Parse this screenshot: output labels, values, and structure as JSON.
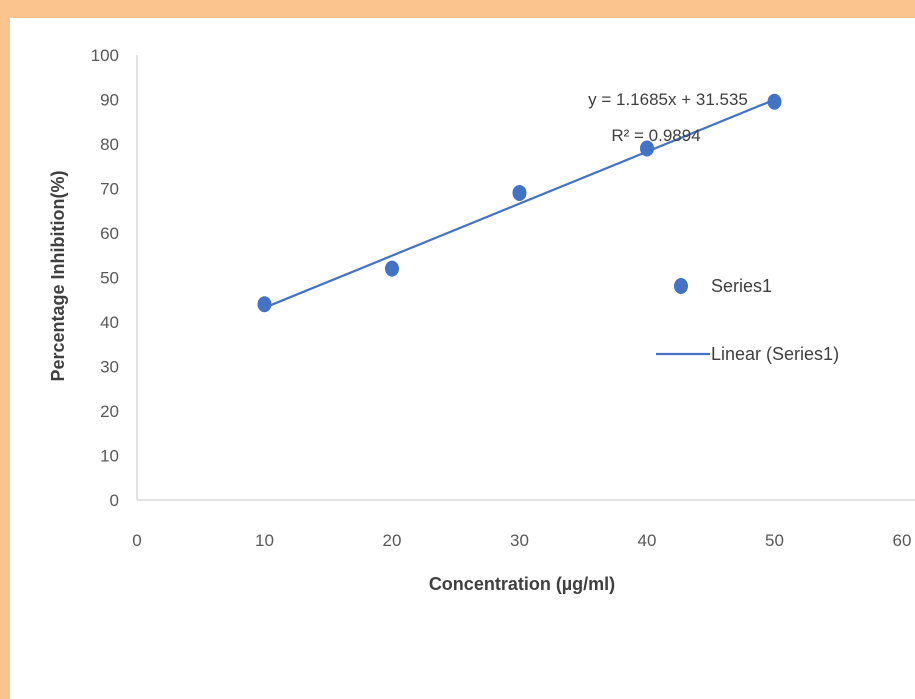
{
  "chart_data": {
    "type": "scatter",
    "xlabel": "Concentration (µg/ml)",
    "ylabel": "Percentage Inhibition(%)",
    "xlim": [
      0,
      60
    ],
    "ylim": [
      0,
      100
    ],
    "x_ticks": [
      "0",
      "10",
      "20",
      "30",
      "40",
      "50",
      "60"
    ],
    "y_ticks": [
      "0",
      "10",
      "20",
      "30",
      "40",
      "50",
      "60",
      "70",
      "80",
      "90",
      "100"
    ],
    "series": [
      {
        "name": "Series1",
        "x": [
          10,
          20,
          30,
          40,
          50
        ],
        "y": [
          44,
          52,
          69,
          79,
          89.5
        ],
        "color": "#4472c4"
      }
    ],
    "trendline": {
      "name": "Linear (Series1)",
      "slope": 1.1685,
      "intercept": 31.535,
      "x_range": [
        10,
        50
      ],
      "equation": "y = 1.1685x + 31.535",
      "r_squared": "R² = 0.9894",
      "color": "#4472c4"
    },
    "legend": {
      "placement": "right",
      "entries": [
        "Series1",
        "Linear (Series1)"
      ]
    },
    "grid": false
  }
}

- - - - - - -

The problem –
Restate each of the entries above word for word and skip every image.

Answer –
Parse this screenshot: output labels, values, and structure as JSON.
{
  "chart_data": {
    "type": "scatter",
    "xlabel": "Concentration (µg/ml)",
    "ylabel": "Percentage Inhibition(%)",
    "xlim": [
      0,
      60
    ],
    "ylim": [
      0,
      100
    ],
    "x_ticks": [
      "0",
      "10",
      "20",
      "30",
      "40",
      "50",
      "60"
    ],
    "y_ticks": [
      "0",
      "10",
      "20",
      "30",
      "40",
      "50",
      "60",
      "70",
      "80",
      "90",
      "100"
    ],
    "series": [
      {
        "name": "Series1",
        "x": [
          10,
          20,
          30,
          40,
          50
        ],
        "y": [
          44,
          52,
          69,
          79,
          89.5
        ],
        "color": "#4472c4"
      }
    ],
    "trendline": {
      "name": "Linear (Series1)",
      "slope": 1.1685,
      "intercept": 31.535,
      "x_range": [
        10,
        50
      ],
      "equation": "y = 1.1685x + 31.535",
      "r_squared": "R² = 0.9894",
      "color": "#4472c4"
    },
    "legend": {
      "placement": "right",
      "entries": [
        "Series1",
        "Linear (Series1)"
      ]
    },
    "grid": false
  }
}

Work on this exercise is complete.